• _Directive_
Provide only the number of lines in the data below that contain the string "email".

• _Material provided_
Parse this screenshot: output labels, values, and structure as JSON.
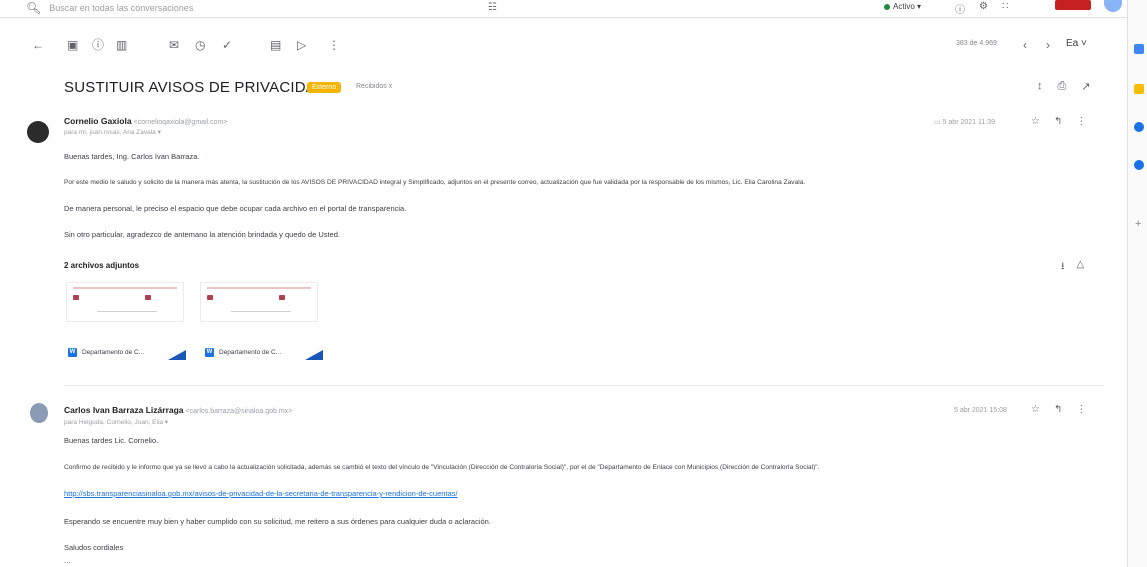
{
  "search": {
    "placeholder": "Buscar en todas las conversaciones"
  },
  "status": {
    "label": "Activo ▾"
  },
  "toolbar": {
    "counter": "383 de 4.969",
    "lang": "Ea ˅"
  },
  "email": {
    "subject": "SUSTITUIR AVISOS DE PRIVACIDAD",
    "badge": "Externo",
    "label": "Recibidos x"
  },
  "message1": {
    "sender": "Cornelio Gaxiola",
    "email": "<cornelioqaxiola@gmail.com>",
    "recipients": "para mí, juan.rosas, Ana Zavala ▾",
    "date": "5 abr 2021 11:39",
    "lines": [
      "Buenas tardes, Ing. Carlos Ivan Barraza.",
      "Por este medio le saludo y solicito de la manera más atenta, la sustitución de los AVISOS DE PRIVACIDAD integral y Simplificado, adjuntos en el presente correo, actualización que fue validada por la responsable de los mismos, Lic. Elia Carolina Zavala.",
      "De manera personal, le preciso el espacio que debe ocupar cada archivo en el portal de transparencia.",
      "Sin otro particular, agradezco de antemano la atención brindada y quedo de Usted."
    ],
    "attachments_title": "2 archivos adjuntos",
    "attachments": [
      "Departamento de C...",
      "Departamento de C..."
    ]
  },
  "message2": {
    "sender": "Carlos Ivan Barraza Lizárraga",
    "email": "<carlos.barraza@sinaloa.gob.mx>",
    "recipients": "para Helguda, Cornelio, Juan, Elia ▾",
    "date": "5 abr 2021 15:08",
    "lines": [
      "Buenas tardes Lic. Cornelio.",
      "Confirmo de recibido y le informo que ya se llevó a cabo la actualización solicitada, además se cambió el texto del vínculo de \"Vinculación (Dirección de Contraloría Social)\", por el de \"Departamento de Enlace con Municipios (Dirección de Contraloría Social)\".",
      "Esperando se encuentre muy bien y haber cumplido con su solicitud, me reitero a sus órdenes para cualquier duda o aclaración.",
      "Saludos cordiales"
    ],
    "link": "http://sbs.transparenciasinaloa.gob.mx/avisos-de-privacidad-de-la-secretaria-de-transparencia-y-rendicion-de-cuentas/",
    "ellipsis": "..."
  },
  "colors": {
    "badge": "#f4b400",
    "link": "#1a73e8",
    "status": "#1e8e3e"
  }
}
--
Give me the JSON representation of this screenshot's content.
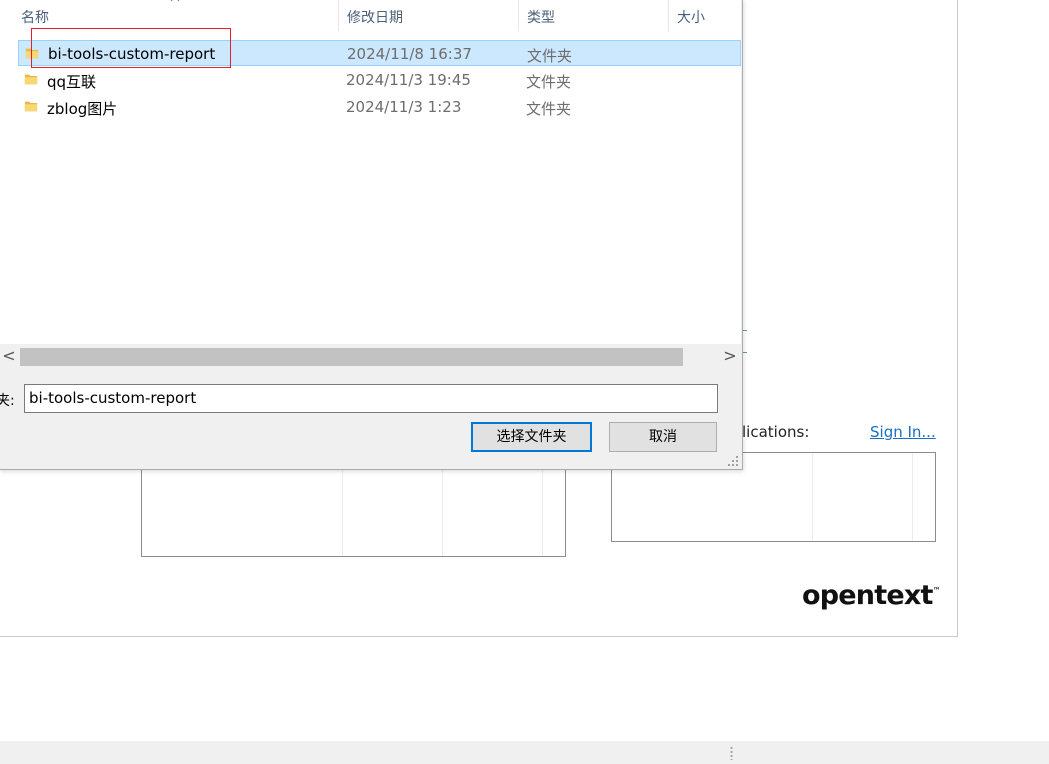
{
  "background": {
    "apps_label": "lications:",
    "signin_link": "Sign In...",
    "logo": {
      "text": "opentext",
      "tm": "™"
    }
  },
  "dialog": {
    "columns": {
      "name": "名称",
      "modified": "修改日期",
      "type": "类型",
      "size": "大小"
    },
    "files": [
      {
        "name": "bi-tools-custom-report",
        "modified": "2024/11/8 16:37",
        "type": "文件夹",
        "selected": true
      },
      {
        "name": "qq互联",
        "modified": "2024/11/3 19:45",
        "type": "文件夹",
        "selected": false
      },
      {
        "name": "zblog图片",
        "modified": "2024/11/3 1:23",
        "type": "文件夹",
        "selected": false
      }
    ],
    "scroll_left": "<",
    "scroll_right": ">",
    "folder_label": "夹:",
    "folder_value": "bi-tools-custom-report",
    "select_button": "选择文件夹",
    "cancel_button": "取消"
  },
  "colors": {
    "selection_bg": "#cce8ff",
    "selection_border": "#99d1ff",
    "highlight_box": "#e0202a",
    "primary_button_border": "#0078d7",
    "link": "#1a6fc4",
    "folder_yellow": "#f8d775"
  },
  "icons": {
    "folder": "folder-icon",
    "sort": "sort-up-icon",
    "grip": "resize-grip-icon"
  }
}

• _Expected answer_
3